- Task to complete
Tally each line where the word "name" occurs, then give only the total.

(Items from a figure collection)
==============================

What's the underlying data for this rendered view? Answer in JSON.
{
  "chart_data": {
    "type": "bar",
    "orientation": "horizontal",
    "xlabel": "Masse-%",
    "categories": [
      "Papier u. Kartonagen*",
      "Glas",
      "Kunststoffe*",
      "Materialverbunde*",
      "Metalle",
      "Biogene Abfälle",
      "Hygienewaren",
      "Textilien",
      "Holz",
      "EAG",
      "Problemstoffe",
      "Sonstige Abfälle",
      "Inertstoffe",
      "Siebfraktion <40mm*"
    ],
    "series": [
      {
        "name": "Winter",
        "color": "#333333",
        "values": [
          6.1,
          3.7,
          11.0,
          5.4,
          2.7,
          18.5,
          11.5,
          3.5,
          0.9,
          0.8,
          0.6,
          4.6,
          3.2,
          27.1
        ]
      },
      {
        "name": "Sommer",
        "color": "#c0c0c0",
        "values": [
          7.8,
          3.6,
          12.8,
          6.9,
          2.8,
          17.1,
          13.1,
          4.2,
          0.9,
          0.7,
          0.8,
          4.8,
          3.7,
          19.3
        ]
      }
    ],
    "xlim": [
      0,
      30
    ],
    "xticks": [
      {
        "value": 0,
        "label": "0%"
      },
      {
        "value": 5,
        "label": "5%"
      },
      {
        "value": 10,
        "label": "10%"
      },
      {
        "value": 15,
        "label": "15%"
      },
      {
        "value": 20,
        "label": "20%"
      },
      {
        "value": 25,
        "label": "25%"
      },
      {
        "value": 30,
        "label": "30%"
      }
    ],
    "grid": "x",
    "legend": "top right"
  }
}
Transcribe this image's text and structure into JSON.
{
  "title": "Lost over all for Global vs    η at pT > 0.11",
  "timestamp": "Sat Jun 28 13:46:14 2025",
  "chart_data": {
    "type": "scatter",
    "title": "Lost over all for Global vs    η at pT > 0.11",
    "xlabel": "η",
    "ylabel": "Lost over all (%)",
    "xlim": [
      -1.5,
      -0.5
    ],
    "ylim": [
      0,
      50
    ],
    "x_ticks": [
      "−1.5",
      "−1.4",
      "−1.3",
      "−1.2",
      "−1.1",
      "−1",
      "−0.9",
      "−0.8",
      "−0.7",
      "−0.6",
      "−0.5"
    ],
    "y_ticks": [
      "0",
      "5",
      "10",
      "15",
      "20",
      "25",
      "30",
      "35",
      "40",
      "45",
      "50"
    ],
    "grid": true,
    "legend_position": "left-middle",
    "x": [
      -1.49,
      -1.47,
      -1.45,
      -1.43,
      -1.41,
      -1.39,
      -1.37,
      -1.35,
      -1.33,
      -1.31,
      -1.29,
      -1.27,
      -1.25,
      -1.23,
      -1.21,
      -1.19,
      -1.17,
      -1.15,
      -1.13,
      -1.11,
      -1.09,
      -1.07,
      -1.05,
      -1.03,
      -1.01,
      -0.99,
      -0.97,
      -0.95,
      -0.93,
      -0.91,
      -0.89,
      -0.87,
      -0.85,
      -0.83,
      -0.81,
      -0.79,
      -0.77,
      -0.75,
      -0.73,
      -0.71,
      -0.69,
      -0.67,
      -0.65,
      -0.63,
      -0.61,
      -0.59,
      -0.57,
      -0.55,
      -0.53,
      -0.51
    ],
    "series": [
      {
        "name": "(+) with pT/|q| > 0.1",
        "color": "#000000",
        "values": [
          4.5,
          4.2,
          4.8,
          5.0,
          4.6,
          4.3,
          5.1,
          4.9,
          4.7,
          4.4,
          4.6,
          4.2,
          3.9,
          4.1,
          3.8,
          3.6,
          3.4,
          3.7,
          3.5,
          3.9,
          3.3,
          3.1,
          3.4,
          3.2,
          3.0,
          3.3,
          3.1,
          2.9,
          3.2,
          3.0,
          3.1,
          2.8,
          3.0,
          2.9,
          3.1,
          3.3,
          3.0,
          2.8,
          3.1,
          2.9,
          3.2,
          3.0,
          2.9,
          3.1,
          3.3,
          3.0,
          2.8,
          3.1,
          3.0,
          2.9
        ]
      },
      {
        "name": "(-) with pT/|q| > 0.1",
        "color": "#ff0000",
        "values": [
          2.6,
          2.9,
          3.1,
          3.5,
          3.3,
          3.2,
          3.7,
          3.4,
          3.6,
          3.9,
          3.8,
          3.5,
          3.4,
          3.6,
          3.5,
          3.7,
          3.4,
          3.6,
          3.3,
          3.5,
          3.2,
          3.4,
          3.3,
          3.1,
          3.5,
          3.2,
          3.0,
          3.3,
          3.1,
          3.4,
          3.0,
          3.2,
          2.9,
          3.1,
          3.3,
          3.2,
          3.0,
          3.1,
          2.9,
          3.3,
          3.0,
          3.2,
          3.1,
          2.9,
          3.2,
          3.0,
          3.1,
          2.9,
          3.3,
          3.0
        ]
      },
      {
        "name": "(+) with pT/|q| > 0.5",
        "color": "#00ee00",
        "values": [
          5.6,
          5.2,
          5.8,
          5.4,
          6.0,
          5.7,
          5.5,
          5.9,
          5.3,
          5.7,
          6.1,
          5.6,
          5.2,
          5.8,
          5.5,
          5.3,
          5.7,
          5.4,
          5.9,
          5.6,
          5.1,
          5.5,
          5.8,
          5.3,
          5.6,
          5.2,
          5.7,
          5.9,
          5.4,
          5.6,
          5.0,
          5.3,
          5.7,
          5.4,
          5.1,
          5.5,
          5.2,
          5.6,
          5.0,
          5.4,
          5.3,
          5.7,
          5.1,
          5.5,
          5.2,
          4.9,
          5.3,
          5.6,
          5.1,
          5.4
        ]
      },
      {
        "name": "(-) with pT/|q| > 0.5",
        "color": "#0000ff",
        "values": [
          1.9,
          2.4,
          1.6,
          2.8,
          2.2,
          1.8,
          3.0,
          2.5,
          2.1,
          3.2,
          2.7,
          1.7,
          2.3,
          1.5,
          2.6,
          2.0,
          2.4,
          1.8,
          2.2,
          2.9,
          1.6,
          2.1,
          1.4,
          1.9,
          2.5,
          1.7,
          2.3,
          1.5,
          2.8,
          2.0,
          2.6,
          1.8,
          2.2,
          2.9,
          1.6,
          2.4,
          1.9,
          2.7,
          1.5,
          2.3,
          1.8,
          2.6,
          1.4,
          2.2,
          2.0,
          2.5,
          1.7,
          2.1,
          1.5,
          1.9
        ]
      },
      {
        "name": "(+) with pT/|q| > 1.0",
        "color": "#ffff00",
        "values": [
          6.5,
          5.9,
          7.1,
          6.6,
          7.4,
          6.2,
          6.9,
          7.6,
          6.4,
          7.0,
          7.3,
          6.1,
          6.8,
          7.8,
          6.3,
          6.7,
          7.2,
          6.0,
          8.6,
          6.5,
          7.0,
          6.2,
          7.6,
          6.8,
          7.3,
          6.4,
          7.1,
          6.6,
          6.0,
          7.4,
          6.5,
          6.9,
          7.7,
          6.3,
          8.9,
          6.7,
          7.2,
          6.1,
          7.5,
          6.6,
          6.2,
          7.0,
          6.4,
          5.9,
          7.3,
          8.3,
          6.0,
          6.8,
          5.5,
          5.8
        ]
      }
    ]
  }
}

==============================

- Full output
7